Data excerpts:
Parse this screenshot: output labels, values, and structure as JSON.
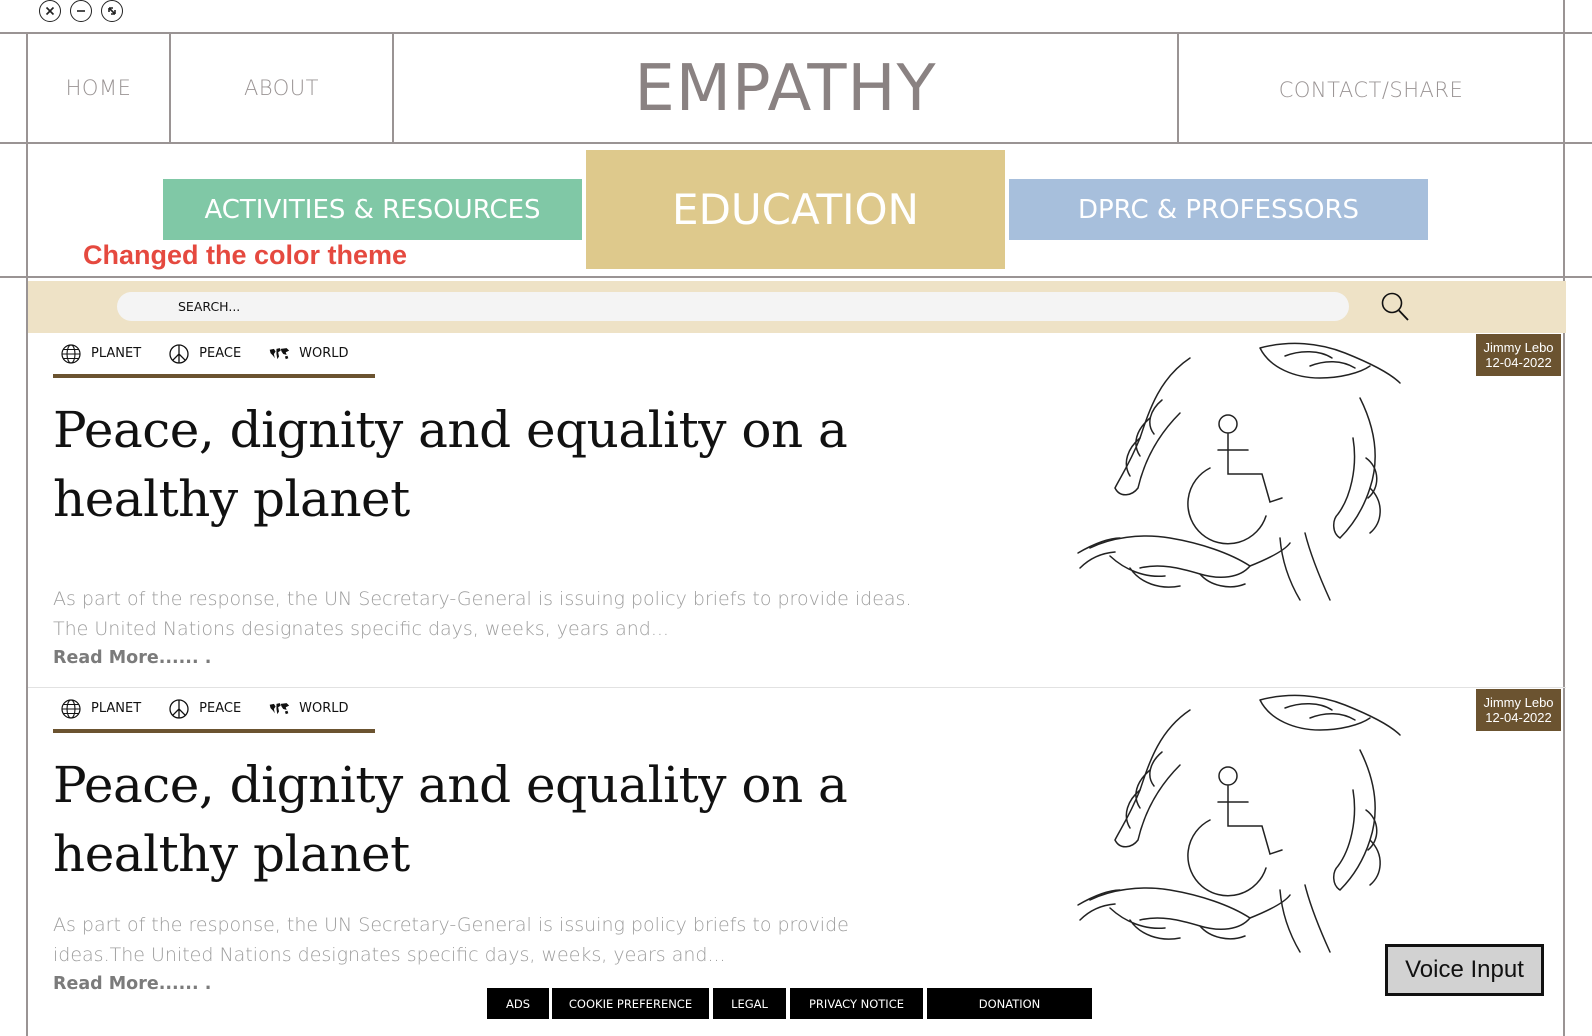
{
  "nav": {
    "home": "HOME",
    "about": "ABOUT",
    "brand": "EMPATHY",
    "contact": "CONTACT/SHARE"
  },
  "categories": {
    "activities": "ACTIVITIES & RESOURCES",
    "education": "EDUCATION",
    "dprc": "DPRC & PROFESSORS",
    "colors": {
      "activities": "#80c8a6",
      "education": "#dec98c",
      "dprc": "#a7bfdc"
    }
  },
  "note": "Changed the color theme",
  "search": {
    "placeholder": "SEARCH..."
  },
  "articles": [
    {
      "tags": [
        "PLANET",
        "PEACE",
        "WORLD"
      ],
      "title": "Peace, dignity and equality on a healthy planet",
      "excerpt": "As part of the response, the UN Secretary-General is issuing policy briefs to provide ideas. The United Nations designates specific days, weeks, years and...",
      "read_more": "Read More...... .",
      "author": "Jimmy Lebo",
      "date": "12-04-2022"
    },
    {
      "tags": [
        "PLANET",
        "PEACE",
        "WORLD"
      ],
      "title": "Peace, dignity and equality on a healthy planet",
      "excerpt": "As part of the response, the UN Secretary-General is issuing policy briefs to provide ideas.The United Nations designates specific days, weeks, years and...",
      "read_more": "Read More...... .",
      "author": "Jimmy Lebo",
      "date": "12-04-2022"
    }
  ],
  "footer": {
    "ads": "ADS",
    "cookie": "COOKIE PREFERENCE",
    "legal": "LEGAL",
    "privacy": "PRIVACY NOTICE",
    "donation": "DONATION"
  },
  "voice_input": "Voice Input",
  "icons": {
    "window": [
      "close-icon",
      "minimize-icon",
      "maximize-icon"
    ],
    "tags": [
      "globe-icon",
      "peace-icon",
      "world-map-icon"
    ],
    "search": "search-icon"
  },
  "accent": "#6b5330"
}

==

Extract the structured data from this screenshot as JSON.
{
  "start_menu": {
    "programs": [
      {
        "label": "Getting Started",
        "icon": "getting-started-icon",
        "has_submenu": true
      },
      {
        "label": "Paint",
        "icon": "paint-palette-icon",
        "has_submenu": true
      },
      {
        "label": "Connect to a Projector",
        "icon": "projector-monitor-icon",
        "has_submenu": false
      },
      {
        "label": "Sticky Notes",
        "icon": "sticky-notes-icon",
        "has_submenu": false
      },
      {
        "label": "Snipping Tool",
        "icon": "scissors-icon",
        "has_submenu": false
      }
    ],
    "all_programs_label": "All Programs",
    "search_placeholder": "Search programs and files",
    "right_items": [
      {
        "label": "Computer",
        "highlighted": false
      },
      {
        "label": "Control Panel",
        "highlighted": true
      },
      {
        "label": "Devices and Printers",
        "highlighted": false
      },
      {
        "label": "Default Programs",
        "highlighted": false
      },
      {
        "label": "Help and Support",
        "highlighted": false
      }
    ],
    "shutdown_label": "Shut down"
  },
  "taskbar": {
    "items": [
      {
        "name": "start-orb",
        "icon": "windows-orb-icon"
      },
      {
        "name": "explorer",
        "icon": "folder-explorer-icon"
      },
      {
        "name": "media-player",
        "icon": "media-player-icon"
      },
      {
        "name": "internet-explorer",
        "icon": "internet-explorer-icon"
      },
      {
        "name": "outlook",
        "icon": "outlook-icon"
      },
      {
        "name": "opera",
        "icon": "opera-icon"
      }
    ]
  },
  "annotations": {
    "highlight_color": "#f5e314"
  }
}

Goal of the exercise: Using the material above, report each line where "United" occurs.

Task response:
      "excerpt": "As part of the response, the UN Secretary-General is issuing policy briefs to provide ideas. The United Nations designates specific days, weeks, years and...",
      "excerpt": "As part of the response, the UN Secretary-General is issuing policy briefs to provide ideas.The United Nations designates specific days, weeks, years and...",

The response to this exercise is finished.